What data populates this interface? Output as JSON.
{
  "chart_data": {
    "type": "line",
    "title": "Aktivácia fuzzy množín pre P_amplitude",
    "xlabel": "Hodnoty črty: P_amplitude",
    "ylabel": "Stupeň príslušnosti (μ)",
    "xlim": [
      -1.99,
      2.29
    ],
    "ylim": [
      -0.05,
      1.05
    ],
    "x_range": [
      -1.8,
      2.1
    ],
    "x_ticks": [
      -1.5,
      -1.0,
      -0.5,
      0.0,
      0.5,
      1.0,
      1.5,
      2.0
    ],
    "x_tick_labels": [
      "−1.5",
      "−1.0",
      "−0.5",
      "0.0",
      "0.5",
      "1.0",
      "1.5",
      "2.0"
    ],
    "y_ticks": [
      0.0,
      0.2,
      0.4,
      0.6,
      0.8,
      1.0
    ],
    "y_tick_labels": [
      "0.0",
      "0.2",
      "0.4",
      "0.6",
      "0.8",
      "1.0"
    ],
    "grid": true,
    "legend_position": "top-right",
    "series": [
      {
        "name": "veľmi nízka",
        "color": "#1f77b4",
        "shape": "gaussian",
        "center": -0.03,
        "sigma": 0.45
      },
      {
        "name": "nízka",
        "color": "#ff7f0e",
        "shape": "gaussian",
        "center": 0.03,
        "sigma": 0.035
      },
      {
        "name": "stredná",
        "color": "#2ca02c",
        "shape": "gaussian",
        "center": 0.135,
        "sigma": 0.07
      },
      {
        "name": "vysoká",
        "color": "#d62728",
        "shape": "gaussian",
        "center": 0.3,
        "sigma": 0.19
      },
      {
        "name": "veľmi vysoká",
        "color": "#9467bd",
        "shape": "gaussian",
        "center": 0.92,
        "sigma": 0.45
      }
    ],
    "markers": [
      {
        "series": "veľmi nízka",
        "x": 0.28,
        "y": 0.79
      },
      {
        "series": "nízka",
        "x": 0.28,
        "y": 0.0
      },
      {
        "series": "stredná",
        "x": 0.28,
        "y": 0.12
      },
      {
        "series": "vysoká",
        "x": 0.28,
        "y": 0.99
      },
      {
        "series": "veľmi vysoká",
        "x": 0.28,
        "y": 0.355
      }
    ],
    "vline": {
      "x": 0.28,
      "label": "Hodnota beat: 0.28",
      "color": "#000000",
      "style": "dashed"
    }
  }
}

----

Each line that holds the string "name" counts once; give the total and nothing else.

5